▸ Supplied material:
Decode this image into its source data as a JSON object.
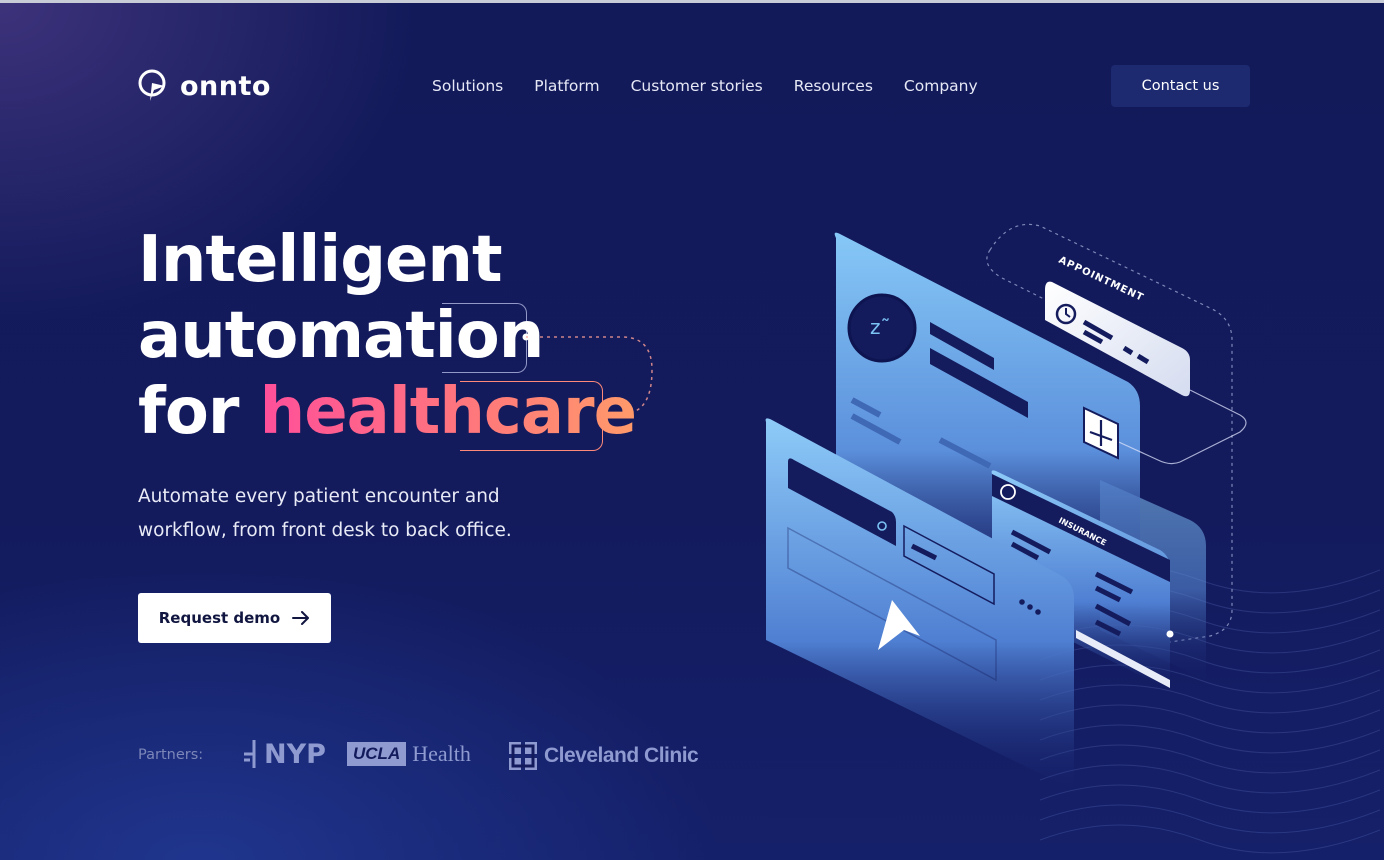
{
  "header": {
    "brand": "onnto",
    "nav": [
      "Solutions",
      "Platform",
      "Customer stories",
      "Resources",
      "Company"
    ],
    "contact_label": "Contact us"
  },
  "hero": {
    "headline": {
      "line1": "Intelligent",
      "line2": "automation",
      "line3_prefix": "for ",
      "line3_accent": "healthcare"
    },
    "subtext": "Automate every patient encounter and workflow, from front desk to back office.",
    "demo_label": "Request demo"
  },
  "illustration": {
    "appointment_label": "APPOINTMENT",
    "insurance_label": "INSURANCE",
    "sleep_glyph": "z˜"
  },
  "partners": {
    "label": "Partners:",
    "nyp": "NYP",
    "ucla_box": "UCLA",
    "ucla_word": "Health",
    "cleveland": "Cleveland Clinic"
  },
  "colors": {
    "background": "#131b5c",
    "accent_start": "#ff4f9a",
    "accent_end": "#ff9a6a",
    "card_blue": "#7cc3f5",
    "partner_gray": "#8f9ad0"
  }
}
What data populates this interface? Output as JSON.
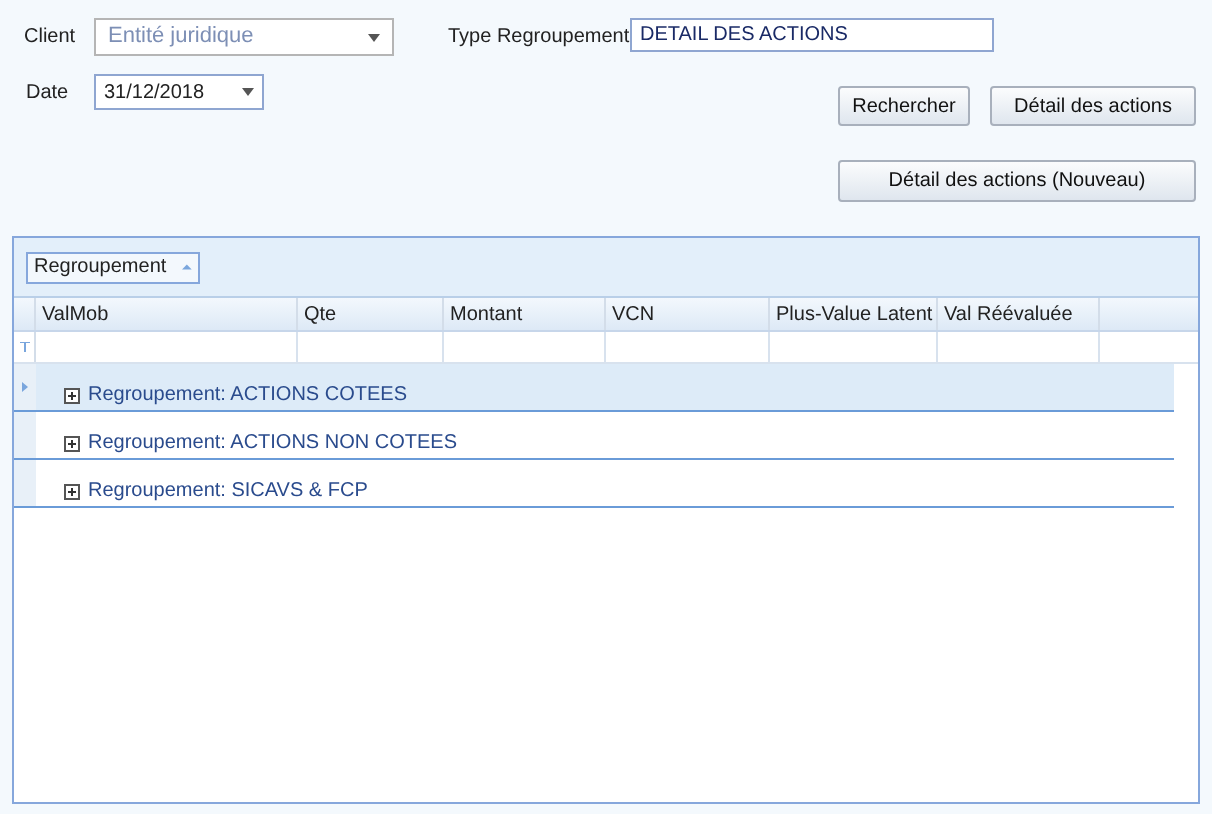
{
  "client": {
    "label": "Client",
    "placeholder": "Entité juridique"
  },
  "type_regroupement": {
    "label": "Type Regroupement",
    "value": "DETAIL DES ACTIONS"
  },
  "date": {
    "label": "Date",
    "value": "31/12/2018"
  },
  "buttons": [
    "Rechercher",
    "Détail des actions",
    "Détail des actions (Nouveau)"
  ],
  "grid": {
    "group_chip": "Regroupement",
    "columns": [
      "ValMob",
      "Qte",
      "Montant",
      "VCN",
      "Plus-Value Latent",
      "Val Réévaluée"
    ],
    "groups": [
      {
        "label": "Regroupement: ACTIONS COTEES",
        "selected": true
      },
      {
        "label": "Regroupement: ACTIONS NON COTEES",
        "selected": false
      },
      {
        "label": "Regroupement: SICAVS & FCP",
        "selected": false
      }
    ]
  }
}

▸ Required work:
Print every record above exactly as written, leaving out the pictures.

▸ Worked answer:
Decode this image into its source data as a JSON object.
{
  "header": {
    "brand": "onnto",
    "nav": [
      "Solutions",
      "Platform",
      "Customer stories",
      "Resources",
      "Company"
    ],
    "contact_label": "Contact us"
  },
  "hero": {
    "headline": {
      "line1": "Intelligent",
      "line2": "automation",
      "line3_prefix": "for ",
      "line3_accent": "healthcare"
    },
    "subtext": "Automate every patient encounter and workflow, from front desk to back office.",
    "demo_label": "Request demo"
  },
  "illustration": {
    "appointment_label": "APPOINTMENT",
    "insurance_label": "INSURANCE",
    "sleep_glyph": "z˜"
  },
  "partners": {
    "label": "Partners:",
    "nyp": "NYP",
    "ucla_box": "UCLA",
    "ucla_word": "Health",
    "cleveland": "Cleveland Clinic"
  },
  "colors": {
    "background": "#131b5c",
    "accent_start": "#ff4f9a",
    "accent_end": "#ff9a6a",
    "card_blue": "#7cc3f5",
    "partner_gray": "#8f9ad0"
  }
}
What data populates this interface? Output as JSON.
{
  "client": {
    "label": "Client",
    "placeholder": "Entité juridique"
  },
  "type_regroupement": {
    "label": "Type Regroupement",
    "value": "DETAIL DES ACTIONS"
  },
  "date": {
    "label": "Date",
    "value": "31/12/2018"
  },
  "buttons": [
    "Rechercher",
    "Détail des actions",
    "Détail des actions (Nouveau)"
  ],
  "grid": {
    "group_chip": "Regroupement",
    "columns": [
      "ValMob",
      "Qte",
      "Montant",
      "VCN",
      "Plus-Value Latent",
      "Val Réévaluée"
    ],
    "groups": [
      {
        "label": "Regroupement: ACTIONS COTEES",
        "selected": true
      },
      {
        "label": "Regroupement: ACTIONS NON COTEES",
        "selected": false
      },
      {
        "label": "Regroupement: SICAVS & FCP",
        "selected": false
      }
    ]
  }
}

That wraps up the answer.